Collected data:
::::::::::
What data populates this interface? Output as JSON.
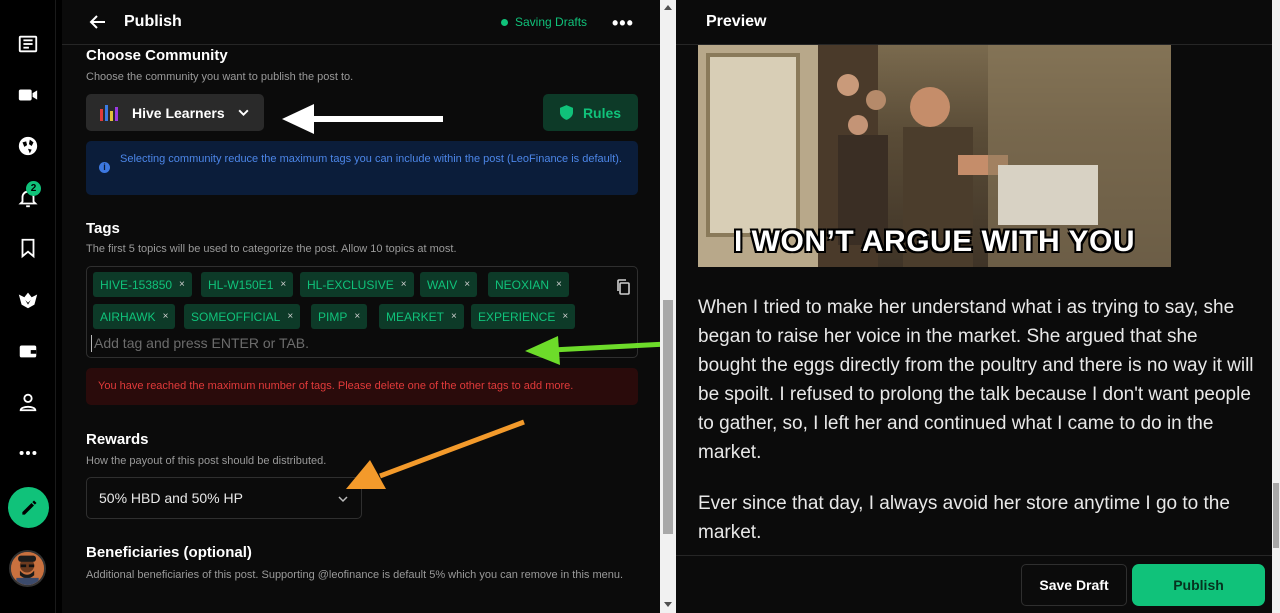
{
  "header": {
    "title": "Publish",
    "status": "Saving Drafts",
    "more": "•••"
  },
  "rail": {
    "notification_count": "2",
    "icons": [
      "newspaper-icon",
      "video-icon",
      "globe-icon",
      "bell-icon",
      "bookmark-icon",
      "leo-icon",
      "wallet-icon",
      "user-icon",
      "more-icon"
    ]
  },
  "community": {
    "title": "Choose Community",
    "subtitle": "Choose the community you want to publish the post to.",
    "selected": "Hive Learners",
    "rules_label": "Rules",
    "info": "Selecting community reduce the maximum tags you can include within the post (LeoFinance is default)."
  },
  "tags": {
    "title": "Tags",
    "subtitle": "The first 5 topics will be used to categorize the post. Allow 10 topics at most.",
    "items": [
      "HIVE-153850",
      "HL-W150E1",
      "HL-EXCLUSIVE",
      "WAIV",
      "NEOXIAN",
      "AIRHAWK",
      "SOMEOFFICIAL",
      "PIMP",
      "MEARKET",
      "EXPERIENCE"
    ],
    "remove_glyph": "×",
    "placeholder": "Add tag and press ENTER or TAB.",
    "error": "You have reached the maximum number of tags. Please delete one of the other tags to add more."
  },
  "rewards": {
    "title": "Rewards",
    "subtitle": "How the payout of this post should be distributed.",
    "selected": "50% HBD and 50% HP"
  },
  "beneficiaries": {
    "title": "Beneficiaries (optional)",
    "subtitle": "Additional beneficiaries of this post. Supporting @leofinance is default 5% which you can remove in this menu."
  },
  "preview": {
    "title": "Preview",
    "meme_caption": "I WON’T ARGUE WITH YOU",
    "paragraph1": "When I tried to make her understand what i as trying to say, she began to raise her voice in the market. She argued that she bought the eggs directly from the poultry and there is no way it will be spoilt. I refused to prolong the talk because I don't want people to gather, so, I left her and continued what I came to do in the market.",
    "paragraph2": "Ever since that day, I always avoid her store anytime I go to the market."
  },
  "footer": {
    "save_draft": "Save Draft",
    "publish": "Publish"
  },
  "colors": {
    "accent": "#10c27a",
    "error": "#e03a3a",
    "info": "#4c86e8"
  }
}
::::::::::
* Exercise aim
Tell how many lines contain the word "this", using only the number.

* Finished answer
3